From the listing below, pick out each line with the word "sanoa".

== Entries from a visual dataset ==
━━━━━━

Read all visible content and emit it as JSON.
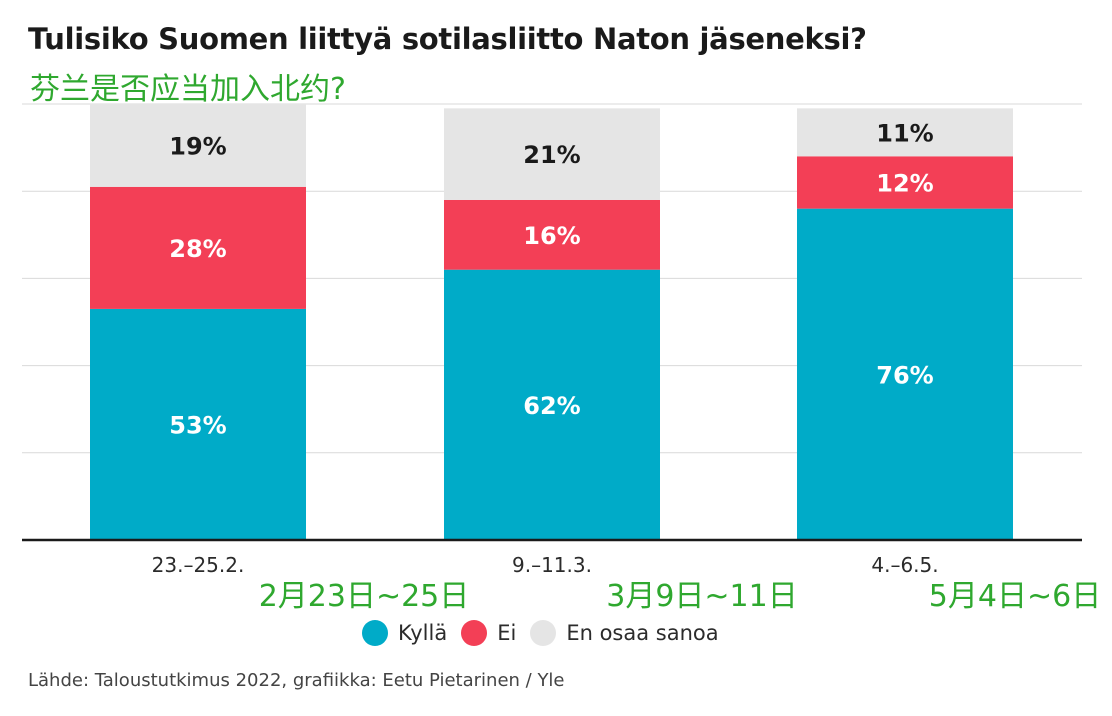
{
  "title": "Tulisiko Suomen liittyä sotilasliitto Naton jäseneksi?",
  "subtitle_cn": "芬兰是否应当加入北约?",
  "source": "Lähde: Taloustutkimus 2022, grafiikka: Eetu Pietarinen / Yle",
  "colors": {
    "kylla": "#00abc8",
    "ei": "#f33f56",
    "eos": "#e5e5e5",
    "annotation": "#2fa82f",
    "grid": "#d9d9d9",
    "axis": "#1a1a1a"
  },
  "legend": [
    {
      "label": "Kyllä",
      "color": "#00abc8"
    },
    {
      "label": "Ei",
      "color": "#f33f56"
    },
    {
      "label": "En osaa sanoa",
      "color": "#e5e5e5"
    }
  ],
  "chart_data": {
    "type": "bar",
    "stacked": true,
    "title": "Tulisiko Suomen liittyä sotilasliitto Naton jäseneksi?",
    "categories": [
      "23.–25.2.",
      "9.–11.3.",
      "4.–6.5."
    ],
    "category_annotations_cn": [
      "2月23日~25日",
      "3月9日~11日",
      "5月4日~6日"
    ],
    "series": [
      {
        "name": "Kyllä",
        "values": [
          53,
          62,
          76
        ],
        "labels": [
          "53%",
          "62%",
          "76%"
        ]
      },
      {
        "name": "Ei",
        "values": [
          28,
          16,
          12
        ],
        "labels": [
          "28%",
          "16%",
          "12%"
        ]
      },
      {
        "name": "En osaa sanoa",
        "values": [
          19,
          21,
          11
        ],
        "labels": [
          "19%",
          "21%",
          "11%"
        ]
      }
    ],
    "ylim": [
      0,
      100
    ],
    "grid": true,
    "legend_position": "bottom"
  }
}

━━━━━━

== Reply to the task ==
      "label": "En osaa sanoa",
        "name": "En osaa sanoa",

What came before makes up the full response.